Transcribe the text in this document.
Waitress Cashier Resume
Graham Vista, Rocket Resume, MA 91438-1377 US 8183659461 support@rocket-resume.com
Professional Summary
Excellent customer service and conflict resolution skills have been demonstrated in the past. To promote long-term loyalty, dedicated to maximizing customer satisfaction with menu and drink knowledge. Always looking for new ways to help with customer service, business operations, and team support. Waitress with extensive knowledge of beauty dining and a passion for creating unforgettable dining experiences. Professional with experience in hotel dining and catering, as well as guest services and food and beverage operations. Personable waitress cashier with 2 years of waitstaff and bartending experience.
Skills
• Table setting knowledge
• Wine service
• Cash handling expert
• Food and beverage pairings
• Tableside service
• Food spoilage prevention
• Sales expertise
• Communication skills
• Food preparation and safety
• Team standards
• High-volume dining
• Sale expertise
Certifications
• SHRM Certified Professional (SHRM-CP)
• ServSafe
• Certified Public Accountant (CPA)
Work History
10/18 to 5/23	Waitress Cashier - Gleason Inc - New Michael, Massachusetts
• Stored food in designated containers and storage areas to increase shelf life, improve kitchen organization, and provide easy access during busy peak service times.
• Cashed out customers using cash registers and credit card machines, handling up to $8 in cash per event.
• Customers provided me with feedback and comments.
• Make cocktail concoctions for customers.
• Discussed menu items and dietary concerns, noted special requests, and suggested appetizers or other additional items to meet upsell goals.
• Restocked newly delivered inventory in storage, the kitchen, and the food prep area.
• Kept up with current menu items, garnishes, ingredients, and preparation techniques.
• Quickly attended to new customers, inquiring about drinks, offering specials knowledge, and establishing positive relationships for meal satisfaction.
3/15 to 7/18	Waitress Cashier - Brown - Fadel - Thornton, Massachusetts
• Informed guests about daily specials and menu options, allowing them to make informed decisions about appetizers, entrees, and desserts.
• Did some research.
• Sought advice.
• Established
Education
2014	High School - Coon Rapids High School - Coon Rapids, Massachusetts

Short exercise:
Print the records above in full, exactly.

Answer to this exercise:
Transcribe the text in this document.
Waitress Cashier Resume
Graham Vista, Rocket Resume, MA 91438-1377 US 8183659461 support@rocket-resume.com
Professional Summary
Excellent customer service and conflict resolution skills have been demonstrated in the past. To promote long-term loyalty, dedicated to maximizing customer satisfaction with menu and drink knowledge. Always looking for new ways to help with customer service, business operations, and team support. Waitress with extensive knowledge of beauty dining and a passion for creating unforgettable dining experiences. Professional with experience in hotel dining and catering, as well as guest services and food and beverage operations. Personable waitress cashier with 2 years of waitstaff and bartending experience.
Skills
• Table setting knowledge
• Wine service
• Cash handling expert
• Food and beverage pairings
• Tableside service
• Food spoilage prevention
• Sales expertise
• Communication skills
• Food preparation and safety
• Team standards
• High-volume dining
• Sale expertise
Certifications
• SHRM Certified Professional (SHRM-CP)
• ServSafe
• Certified Public Accountant (CPA)
Work History
10/18 to 5/23	Waitress Cashier - Gleason Inc - New Michael, Massachusetts
• Stored food in designated containers and storage areas to increase shelf life, improve kitchen organization, and provide easy access during busy peak service times.
• Cashed out customers using cash registers and credit card machines, handling up to $8 in cash per event.
• Customers provided me with feedback and comments.
• Make cocktail concoctions for customers.
• Discussed menu items and dietary concerns, noted special requests, and suggested appetizers or other additional items to meet upsell goals.
• Restocked newly delivered inventory in storage, the kitchen, and the food prep area.
• Kept up with current menu items, garnishes, ingredients, and preparation techniques.
• Quickly attended to new customers, inquiring about drinks, offering specials knowledge, and establishing positive relationships for meal satisfaction.
3/15 to 7/18	Waitress Cashier - Brown - Fadel - Thornton, Massachusetts
• Informed guests about daily specials and menu options, allowing them to make informed decisions about appetizers, entrees, and desserts.
• Did some research.
• Sought advice.
• Established
Education
2014	High School - Coon Rapids High School - Coon Rapids, Massachusetts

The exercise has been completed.